* _To do_
Look for the string "title" in the lines and copy each line that has it.

(Rows from a dataset)
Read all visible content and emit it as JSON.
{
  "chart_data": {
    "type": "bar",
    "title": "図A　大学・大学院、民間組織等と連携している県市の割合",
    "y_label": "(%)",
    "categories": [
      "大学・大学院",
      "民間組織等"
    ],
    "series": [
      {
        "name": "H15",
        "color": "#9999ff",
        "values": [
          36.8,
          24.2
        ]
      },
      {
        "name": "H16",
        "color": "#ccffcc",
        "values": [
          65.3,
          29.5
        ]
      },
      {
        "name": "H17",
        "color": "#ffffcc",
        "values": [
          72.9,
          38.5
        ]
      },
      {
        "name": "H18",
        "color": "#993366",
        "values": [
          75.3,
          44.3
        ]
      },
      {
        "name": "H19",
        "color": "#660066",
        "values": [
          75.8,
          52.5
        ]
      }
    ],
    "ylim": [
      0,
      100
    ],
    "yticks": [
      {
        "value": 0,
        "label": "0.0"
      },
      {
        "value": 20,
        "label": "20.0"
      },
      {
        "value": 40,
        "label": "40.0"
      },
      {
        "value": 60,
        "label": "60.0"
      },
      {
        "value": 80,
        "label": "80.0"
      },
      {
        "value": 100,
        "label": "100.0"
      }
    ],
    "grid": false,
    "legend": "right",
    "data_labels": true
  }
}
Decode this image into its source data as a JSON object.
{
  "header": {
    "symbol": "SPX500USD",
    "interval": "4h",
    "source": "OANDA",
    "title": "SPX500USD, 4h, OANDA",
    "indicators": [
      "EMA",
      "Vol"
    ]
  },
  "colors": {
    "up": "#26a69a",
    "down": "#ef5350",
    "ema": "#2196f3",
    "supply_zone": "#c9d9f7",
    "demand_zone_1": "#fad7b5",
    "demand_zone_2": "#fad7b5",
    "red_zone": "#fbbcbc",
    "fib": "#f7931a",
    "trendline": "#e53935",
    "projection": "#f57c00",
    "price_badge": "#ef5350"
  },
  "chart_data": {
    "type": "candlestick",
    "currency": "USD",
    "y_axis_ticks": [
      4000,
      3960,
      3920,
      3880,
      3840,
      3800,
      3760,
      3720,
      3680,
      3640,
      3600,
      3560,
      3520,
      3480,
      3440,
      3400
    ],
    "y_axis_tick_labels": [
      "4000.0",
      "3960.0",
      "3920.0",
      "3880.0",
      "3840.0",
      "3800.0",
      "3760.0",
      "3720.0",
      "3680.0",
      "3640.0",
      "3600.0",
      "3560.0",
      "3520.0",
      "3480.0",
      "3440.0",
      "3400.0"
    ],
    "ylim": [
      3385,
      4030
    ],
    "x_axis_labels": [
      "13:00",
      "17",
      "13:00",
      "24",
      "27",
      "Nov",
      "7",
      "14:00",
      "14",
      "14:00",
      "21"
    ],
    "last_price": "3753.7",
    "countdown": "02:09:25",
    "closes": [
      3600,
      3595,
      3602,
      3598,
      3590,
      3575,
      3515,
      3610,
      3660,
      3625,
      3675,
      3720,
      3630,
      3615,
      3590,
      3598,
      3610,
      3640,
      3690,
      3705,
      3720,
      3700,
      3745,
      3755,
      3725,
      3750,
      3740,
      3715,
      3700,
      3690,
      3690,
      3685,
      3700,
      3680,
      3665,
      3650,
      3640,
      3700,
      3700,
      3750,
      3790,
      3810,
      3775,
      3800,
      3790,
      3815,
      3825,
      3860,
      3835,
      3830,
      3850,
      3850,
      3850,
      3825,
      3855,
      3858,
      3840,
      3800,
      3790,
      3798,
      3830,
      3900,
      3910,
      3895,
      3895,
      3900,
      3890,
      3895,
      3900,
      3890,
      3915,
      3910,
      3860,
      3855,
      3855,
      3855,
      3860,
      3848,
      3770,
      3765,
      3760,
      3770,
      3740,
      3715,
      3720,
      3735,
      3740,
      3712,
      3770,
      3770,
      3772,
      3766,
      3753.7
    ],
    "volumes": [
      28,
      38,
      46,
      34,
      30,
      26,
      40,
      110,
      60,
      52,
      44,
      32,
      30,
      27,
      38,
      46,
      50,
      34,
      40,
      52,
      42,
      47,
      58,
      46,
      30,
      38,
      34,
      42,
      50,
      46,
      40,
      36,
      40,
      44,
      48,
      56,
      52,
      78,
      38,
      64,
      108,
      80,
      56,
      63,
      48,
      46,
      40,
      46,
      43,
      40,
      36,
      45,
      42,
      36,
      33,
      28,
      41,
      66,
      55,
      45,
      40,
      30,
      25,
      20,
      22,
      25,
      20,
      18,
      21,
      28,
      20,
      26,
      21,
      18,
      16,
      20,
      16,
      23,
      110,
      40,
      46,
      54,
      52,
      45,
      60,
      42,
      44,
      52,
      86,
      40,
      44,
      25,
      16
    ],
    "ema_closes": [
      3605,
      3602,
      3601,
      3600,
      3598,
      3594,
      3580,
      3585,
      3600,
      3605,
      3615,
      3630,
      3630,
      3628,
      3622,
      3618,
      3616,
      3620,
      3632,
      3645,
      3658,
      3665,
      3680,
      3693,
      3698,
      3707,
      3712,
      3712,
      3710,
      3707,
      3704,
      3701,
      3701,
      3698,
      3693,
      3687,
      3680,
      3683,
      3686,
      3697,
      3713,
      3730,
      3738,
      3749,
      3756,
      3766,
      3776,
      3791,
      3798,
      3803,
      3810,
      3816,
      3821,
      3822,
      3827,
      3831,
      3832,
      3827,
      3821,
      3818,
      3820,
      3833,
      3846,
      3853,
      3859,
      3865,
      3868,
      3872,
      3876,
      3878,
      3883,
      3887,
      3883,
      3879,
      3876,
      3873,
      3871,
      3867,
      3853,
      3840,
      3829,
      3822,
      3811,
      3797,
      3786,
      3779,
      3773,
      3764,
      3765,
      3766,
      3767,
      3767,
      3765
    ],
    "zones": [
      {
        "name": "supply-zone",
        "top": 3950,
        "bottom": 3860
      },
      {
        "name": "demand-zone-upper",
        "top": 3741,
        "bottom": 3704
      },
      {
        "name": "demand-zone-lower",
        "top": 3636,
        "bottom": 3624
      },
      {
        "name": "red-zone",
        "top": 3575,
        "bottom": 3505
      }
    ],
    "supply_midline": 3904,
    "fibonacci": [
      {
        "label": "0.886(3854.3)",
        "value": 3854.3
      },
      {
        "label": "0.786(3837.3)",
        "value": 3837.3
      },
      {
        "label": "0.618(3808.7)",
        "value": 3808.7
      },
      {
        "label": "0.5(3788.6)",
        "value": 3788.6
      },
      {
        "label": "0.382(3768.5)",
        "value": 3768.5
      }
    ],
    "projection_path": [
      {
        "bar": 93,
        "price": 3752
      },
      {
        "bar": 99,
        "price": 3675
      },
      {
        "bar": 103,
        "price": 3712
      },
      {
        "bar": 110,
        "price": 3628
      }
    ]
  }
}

* _Worked answer_
    "title": "図A　大学・大学院、民間組織等と連携している県市の割合",
    "title": "SPX500USD, 4h, OANDA",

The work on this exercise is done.